Raw records
'''

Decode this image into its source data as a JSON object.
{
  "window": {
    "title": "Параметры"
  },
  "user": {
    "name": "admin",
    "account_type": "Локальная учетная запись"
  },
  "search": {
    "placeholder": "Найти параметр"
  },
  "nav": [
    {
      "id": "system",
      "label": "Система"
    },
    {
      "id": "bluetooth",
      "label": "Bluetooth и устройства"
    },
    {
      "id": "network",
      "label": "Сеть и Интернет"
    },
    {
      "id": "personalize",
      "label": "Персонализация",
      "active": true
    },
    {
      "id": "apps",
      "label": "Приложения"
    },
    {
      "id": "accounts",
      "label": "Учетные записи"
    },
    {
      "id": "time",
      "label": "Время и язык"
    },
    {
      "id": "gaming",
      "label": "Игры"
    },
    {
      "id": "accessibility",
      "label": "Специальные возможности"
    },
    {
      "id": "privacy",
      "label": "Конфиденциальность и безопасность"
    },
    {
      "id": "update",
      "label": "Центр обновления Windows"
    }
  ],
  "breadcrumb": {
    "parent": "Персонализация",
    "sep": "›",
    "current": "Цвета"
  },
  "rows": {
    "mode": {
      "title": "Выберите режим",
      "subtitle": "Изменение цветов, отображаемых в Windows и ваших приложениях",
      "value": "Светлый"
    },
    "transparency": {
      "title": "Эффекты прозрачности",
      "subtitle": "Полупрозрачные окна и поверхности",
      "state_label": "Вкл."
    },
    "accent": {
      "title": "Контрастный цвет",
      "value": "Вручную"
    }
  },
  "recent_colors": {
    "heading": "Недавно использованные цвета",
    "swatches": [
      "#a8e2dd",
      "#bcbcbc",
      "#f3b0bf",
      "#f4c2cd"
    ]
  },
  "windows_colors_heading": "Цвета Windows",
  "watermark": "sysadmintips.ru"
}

'''

● Exercise task:
Pick out the lines above containing the word "subtitle", then copy them.

● Reply to the task:
      "subtitle": "Изменение цветов, отображаемых в Windows и ваших приложениях",
      "subtitle": "Полупрозрачные окна и поверхности",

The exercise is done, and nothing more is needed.